## Requirement
Omit every image, and transcribe the remaining entries exactly as given.
┄┄┄┄┄┄┄┄┄┄
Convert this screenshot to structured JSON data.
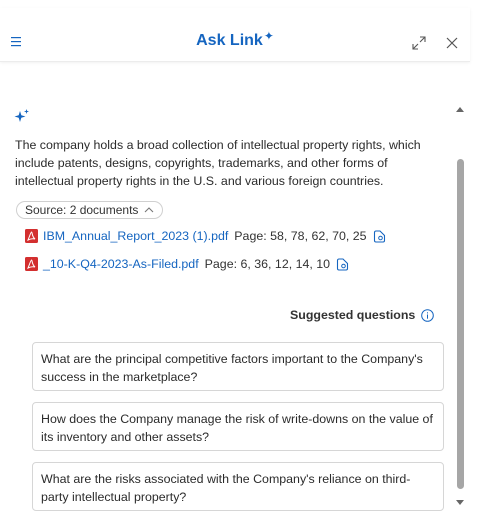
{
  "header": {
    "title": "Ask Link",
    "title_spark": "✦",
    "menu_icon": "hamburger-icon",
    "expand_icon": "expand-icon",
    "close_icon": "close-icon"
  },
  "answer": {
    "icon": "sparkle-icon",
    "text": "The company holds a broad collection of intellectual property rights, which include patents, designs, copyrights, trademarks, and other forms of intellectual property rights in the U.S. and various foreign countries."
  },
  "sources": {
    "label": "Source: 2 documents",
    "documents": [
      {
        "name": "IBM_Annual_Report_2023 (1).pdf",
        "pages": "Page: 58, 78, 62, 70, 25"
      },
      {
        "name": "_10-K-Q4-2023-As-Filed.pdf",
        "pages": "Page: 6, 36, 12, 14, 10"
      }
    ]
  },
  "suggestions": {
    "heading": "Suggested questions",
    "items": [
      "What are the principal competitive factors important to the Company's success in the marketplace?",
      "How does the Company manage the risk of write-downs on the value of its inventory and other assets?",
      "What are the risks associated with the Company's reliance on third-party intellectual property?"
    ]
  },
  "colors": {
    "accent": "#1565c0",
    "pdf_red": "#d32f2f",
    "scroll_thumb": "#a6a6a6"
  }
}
┄┄┄┄┄┄┄┄┄┄
## Finished task
Convert this screenshot to structured JSON data.
{
  "header": {
    "title": "Ask Link",
    "title_spark": "✦",
    "menu_icon": "hamburger-icon",
    "expand_icon": "expand-icon",
    "close_icon": "close-icon"
  },
  "answer": {
    "icon": "sparkle-icon",
    "text": "The company holds a broad collection of intellectual property rights, which include patents, designs, copyrights, trademarks, and other forms of intellectual property rights in the U.S. and various foreign countries."
  },
  "sources": {
    "label": "Source: 2 documents",
    "documents": [
      {
        "name": "IBM_Annual_Report_2023 (1).pdf",
        "pages": "Page: 58, 78, 62, 70, 25"
      },
      {
        "name": "_10-K-Q4-2023-As-Filed.pdf",
        "pages": "Page: 6, 36, 12, 14, 10"
      }
    ]
  },
  "suggestions": {
    "heading": "Suggested questions",
    "items": [
      "What are the principal competitive factors important to the Company's success in the marketplace?",
      "How does the Company manage the risk of write-downs on the value of its inventory and other assets?",
      "What are the risks associated with the Company's reliance on third-party intellectual property?"
    ]
  },
  "colors": {
    "accent": "#1565c0",
    "pdf_red": "#d32f2f",
    "scroll_thumb": "#a6a6a6"
  }
}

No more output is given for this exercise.